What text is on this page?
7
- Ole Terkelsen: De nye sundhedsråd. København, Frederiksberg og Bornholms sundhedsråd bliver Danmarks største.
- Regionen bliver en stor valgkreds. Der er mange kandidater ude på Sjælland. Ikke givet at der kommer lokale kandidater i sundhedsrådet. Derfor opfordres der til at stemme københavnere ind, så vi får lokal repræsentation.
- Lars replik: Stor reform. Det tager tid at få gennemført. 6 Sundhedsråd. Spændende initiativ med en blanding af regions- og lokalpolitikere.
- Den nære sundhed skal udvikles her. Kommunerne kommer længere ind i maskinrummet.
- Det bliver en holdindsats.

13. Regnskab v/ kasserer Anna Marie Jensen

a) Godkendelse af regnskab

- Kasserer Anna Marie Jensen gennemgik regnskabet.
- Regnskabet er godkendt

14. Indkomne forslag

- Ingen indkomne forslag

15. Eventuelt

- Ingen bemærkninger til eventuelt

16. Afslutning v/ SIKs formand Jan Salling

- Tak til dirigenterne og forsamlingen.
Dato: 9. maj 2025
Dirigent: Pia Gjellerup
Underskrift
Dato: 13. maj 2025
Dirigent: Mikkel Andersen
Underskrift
________________________
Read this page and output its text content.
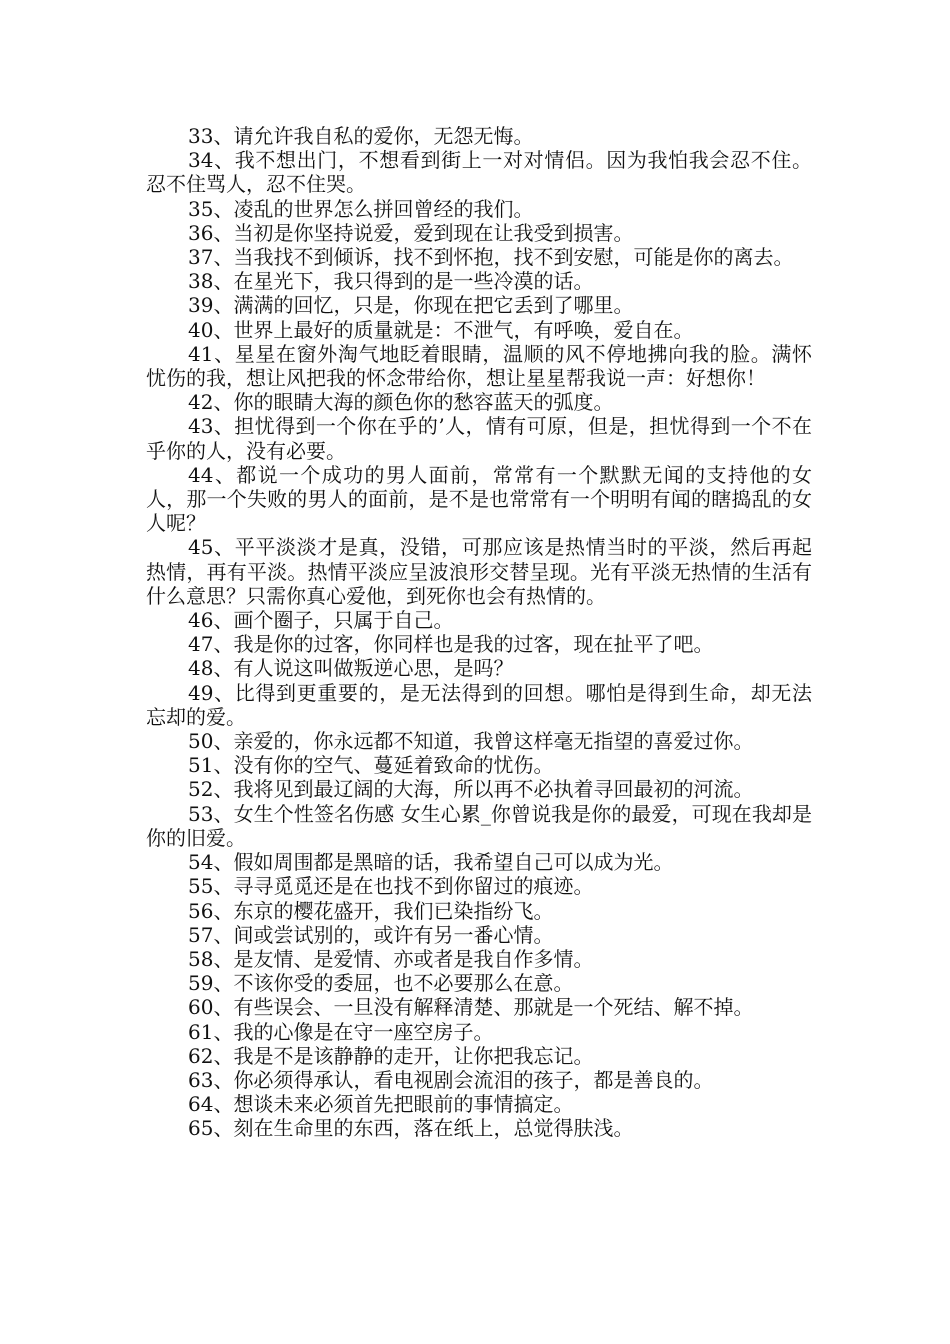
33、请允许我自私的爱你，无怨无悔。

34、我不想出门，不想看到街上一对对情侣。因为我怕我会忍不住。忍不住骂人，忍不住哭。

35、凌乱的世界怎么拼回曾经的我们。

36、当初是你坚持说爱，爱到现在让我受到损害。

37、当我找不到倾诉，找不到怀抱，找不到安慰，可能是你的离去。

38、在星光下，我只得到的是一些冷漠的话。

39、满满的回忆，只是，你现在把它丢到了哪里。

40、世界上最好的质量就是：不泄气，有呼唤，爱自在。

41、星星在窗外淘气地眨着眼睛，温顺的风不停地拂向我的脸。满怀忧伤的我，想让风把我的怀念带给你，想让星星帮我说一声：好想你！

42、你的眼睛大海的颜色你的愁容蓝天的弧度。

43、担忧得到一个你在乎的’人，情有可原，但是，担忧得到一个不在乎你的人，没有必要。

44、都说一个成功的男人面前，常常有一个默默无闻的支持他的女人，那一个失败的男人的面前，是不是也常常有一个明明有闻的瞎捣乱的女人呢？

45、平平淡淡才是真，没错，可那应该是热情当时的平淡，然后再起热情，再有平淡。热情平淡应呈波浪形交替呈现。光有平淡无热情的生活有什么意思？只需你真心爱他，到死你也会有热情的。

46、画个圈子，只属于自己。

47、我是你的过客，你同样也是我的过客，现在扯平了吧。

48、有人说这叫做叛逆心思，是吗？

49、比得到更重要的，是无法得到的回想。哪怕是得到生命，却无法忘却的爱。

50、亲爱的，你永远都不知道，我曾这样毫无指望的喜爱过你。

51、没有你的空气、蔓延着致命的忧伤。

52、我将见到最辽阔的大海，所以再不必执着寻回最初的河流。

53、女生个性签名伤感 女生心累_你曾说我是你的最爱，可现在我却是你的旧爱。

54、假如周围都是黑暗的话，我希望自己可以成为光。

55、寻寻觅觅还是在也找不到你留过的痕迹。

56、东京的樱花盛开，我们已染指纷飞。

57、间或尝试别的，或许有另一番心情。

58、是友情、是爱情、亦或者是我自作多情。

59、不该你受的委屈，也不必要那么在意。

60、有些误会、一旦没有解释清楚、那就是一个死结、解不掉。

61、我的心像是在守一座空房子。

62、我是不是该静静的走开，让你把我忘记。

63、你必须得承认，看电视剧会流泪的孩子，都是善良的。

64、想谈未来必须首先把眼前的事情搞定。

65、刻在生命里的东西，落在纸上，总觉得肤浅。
________________________
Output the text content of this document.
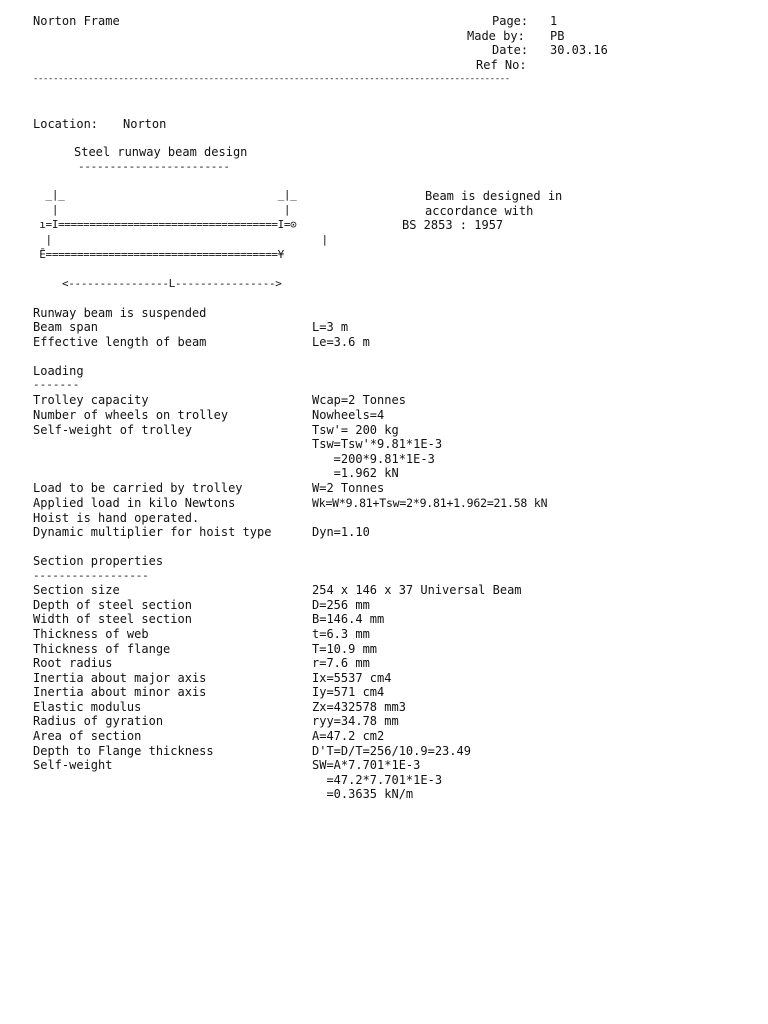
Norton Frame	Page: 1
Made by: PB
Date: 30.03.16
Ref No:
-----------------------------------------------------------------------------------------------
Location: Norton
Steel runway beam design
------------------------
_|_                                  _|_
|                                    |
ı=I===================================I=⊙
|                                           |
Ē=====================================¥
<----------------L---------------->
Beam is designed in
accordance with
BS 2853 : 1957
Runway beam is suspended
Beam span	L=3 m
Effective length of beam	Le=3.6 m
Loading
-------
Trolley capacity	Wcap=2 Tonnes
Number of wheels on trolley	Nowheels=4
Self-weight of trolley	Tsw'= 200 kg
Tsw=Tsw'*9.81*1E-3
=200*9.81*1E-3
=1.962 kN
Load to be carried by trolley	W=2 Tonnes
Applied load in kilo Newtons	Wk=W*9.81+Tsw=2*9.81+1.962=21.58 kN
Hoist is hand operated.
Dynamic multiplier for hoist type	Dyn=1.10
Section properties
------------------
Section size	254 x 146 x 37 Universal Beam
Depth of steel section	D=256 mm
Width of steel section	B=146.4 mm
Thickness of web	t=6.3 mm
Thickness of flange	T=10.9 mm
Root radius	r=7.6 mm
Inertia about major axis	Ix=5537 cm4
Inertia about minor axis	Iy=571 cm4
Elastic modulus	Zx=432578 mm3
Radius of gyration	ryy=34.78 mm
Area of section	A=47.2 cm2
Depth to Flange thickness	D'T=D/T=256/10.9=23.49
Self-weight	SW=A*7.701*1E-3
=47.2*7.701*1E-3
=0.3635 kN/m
________________________
## What is asked
Show every line from the listing above in which the string "kommer" appears.

## Response to the task
- Regionen bliver en stor valgkreds. Der er mange kandidater ude på Sjælland. Ikke givet at der kommer lokale kandidater i sundhedsrådet. Derfor opfordres der til at stemme københavnere ind, så vi får lokal repræsentation.
- Den nære sundhed skal udvikles her. Kommunerne kommer længere ind i maskinrummet.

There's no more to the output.